■ Set exercise: Pull each line containing "history" out of the data and copy it.

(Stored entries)
--- START ---
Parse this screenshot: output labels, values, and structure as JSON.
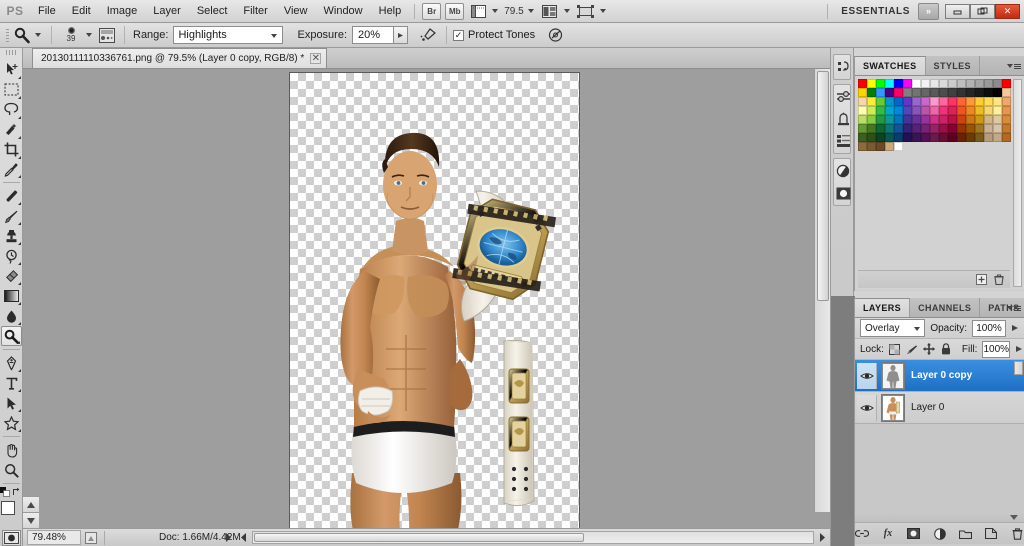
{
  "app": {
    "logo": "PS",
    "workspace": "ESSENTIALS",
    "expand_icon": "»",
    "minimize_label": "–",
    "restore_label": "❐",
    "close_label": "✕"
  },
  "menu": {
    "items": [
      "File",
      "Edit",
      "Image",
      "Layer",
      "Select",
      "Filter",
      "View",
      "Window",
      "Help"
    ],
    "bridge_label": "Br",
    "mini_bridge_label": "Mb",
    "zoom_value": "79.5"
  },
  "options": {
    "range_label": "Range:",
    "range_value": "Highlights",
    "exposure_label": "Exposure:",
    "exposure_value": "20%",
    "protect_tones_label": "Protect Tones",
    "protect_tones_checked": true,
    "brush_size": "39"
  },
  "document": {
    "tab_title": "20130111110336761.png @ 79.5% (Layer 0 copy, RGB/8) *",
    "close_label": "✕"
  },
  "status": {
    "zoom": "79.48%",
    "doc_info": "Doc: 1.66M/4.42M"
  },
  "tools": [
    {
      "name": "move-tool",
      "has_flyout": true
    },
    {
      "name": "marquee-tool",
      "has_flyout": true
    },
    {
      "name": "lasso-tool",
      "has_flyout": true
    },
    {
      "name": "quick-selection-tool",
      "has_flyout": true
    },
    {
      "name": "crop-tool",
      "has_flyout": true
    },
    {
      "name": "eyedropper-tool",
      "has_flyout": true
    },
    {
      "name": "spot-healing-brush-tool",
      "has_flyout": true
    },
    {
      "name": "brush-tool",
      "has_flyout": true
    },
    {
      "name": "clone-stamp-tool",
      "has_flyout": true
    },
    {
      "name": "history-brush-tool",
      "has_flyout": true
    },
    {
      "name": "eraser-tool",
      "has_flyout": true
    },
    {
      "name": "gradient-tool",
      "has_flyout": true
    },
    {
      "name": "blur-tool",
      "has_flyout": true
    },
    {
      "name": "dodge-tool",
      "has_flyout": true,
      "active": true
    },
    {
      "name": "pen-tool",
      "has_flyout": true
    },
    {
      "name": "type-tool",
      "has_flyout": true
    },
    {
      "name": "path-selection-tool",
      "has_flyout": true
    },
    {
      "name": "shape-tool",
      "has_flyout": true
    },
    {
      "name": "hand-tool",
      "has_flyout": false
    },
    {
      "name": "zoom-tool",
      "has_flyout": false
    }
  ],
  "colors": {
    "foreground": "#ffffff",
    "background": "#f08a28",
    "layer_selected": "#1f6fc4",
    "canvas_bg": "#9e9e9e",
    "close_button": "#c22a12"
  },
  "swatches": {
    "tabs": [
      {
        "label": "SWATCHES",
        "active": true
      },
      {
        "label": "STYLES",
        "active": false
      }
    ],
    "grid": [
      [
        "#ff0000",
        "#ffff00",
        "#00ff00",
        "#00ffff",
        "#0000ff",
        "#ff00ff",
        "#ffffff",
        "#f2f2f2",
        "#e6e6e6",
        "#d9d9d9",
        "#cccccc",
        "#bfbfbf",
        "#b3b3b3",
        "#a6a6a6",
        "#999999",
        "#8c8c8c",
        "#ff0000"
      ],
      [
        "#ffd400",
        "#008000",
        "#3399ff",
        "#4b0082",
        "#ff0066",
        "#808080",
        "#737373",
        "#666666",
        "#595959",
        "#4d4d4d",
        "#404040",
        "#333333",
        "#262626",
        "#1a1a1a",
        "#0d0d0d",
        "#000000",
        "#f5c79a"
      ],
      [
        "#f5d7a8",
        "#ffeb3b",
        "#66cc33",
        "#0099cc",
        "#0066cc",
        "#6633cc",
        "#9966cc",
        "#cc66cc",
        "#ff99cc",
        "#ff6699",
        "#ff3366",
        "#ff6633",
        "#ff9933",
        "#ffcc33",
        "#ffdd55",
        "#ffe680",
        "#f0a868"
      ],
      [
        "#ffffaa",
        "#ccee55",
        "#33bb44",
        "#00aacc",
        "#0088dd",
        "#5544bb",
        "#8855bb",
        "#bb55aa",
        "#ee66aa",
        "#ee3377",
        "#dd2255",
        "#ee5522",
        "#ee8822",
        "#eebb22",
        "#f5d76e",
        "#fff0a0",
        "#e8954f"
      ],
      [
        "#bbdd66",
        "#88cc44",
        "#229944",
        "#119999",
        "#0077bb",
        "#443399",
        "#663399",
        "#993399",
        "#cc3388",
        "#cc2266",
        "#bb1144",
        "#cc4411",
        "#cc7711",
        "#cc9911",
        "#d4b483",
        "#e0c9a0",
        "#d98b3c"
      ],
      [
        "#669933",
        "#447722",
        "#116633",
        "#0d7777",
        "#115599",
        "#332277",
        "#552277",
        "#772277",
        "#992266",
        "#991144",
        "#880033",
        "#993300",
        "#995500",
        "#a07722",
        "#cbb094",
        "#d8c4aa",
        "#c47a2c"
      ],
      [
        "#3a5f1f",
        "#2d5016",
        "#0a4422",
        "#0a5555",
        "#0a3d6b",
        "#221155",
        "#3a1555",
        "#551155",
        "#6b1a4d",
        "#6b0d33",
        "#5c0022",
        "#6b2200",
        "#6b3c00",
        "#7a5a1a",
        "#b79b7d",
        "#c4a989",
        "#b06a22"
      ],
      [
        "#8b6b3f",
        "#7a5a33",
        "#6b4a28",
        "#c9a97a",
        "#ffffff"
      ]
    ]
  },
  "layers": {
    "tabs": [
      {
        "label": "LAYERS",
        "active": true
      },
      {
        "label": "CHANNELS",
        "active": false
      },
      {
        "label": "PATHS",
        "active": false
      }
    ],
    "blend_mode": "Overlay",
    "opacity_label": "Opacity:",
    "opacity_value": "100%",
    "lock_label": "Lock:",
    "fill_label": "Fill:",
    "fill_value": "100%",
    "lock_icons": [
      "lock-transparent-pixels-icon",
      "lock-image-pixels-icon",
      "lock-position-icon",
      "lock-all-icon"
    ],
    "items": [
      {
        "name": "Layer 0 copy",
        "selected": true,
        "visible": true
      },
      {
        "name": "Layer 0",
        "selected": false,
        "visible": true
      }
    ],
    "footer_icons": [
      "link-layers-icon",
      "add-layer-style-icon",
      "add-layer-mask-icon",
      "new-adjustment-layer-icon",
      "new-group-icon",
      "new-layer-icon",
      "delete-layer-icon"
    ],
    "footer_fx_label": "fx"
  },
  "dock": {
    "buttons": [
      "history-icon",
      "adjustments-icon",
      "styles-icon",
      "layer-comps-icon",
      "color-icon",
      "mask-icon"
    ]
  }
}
--- END ---
■ Expected output:
      "name": "history-brush-tool",
      "history-icon",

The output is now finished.